Quote the whole listing exactly. Leave the pictures out of your copy.

▶ _TASK MATERIAL_:
>> start

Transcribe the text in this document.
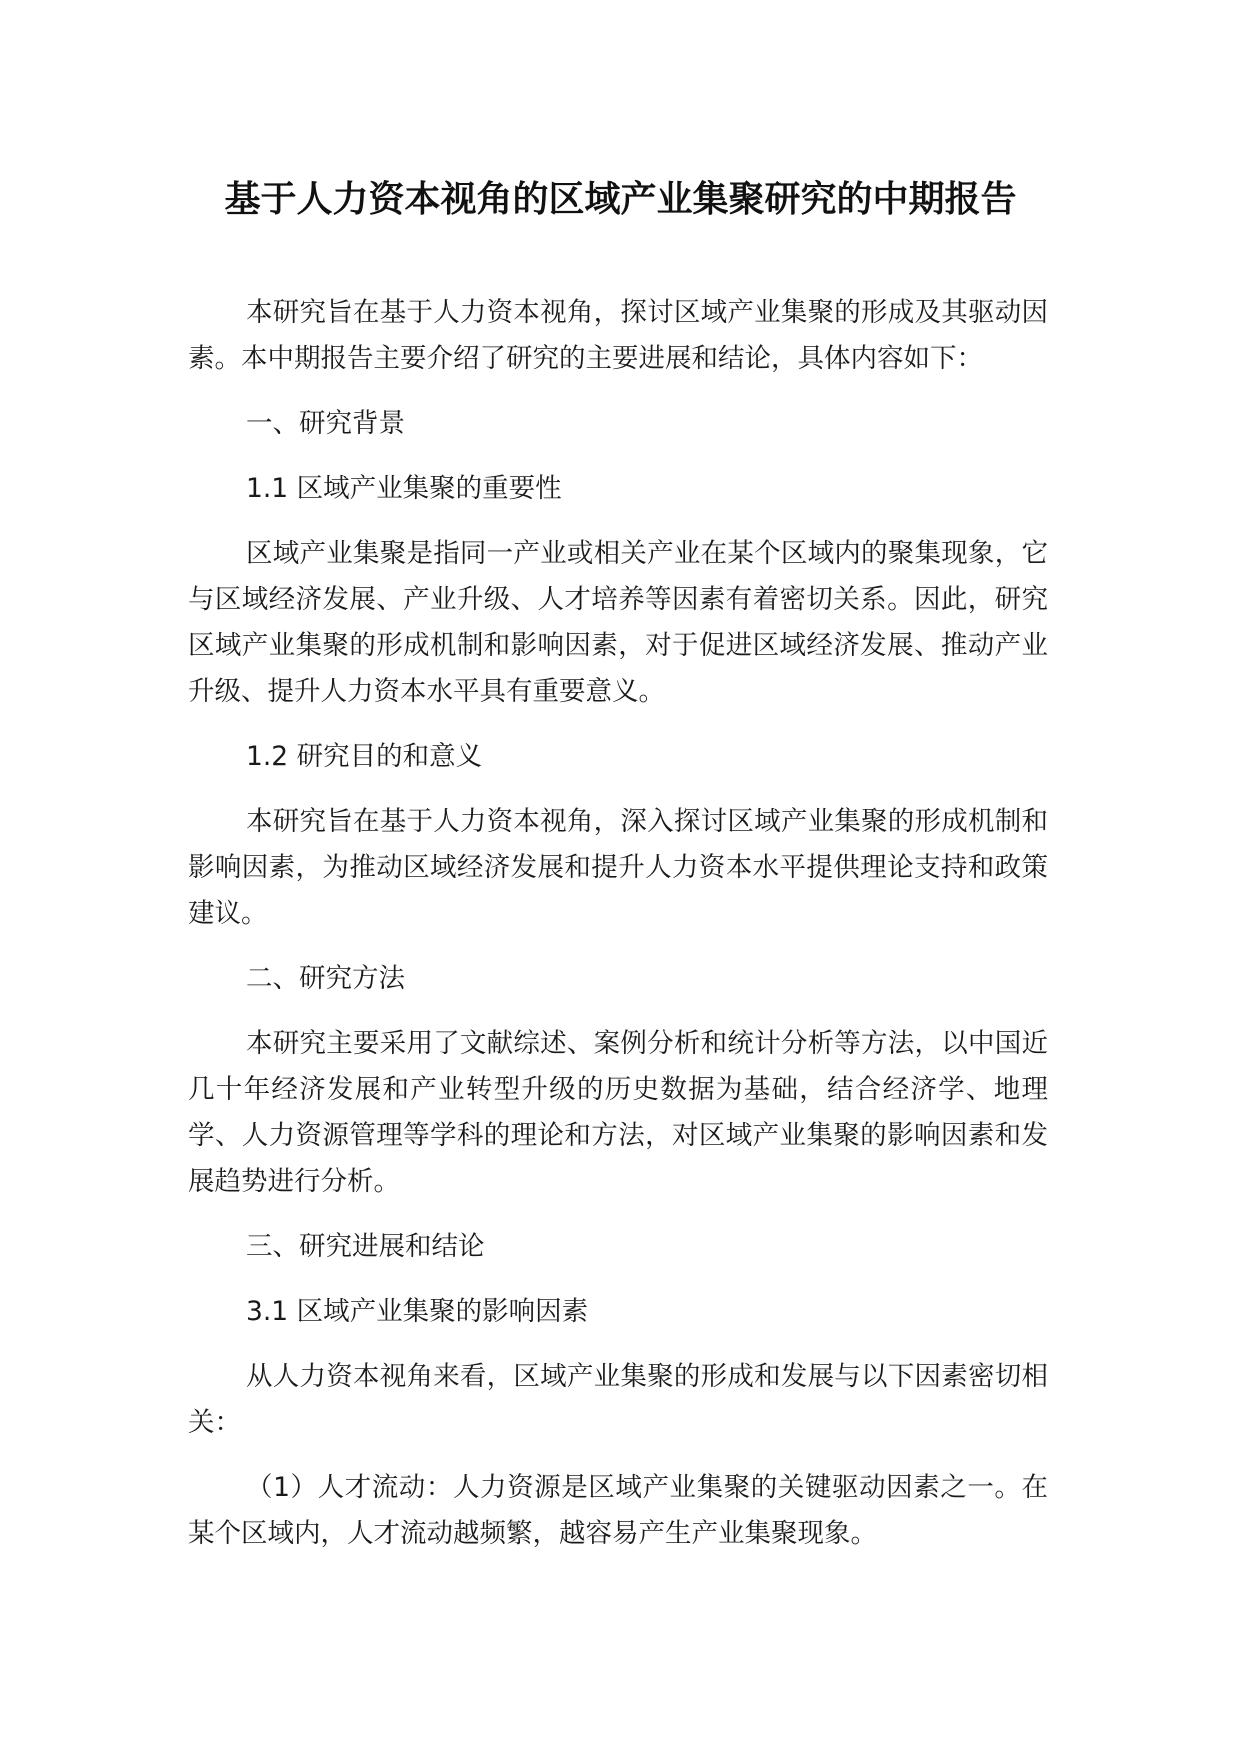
基于人力资本视角的区域产业集聚研究的中期报告

本研究旨在基于人力资本视角，探讨区域产业集聚的形成及其驱动因素。本中期报告主要介绍了研究的主要进展和结论，具体内容如下：

一、研究背景

1.1 区域产业集聚的重要性

区域产业集聚是指同一产业或相关产业在某个区域内的聚集现象，它与区域经济发展、产业升级、人才培养等因素有着密切关系。因此，研究区域产业集聚的形成机制和影响因素，对于促进区域经济发展、推动产业升级、提升人力资本水平具有重要意义。

1.2 研究目的和意义

本研究旨在基于人力资本视角，深入探讨区域产业集聚的形成机制和影响因素，为推动区域经济发展和提升人力资本水平提供理论支持和政策建议。

二、研究方法

本研究主要采用了文献综述、案例分析和统计分析等方法，以中国近几十年经济发展和产业转型升级的历史数据为基础，结合经济学、地理学、人力资源管理等学科的理论和方法，对区域产业集聚的影响因素和发展趋势进行分析。

三、研究进展和结论

3.1 区域产业集聚的影响因素

从人力资本视角来看，区域产业集聚的形成和发展与以下因素密切相关：

（1）人才流动：人力资源是区域产业集聚的关键驱动因素之一。在某个区域内，人才流动越频繁，越容易产生产业集聚现象。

>> end

▶ _SOLUTION BELOW_:
Transcribe the text in this document.
基于人力资本视角的区域产业集聚研究的中期报告

本研究旨在基于人力资本视角，探讨区域产业集聚的形成及其驱动因素。本中期报告主要介绍了研究的主要进展和结论，具体内容如下：

一、研究背景

1.1 区域产业集聚的重要性

区域产业集聚是指同一产业或相关产业在某个区域内的聚集现象，它与区域经济发展、产业升级、人才培养等因素有着密切关系。因此，研究区域产业集聚的形成机制和影响因素，对于促进区域经济发展、推动产业升级、提升人力资本水平具有重要意义。

1.2 研究目的和意义

本研究旨在基于人力资本视角，深入探讨区域产业集聚的形成机制和影响因素，为推动区域经济发展和提升人力资本水平提供理论支持和政策建议。

二、研究方法

本研究主要采用了文献综述、案例分析和统计分析等方法，以中国近几十年经济发展和产业转型升级的历史数据为基础，结合经济学、地理学、人力资源管理等学科的理论和方法，对区域产业集聚的影响因素和发展趋势进行分析。

三、研究进展和结论

3.1 区域产业集聚的影响因素

从人力资本视角来看，区域产业集聚的形成和发展与以下因素密切相关：

（1）人才流动：人力资源是区域产业集聚的关键驱动因素之一。在某个区域内，人才流动越频繁，越容易产生产业集聚现象。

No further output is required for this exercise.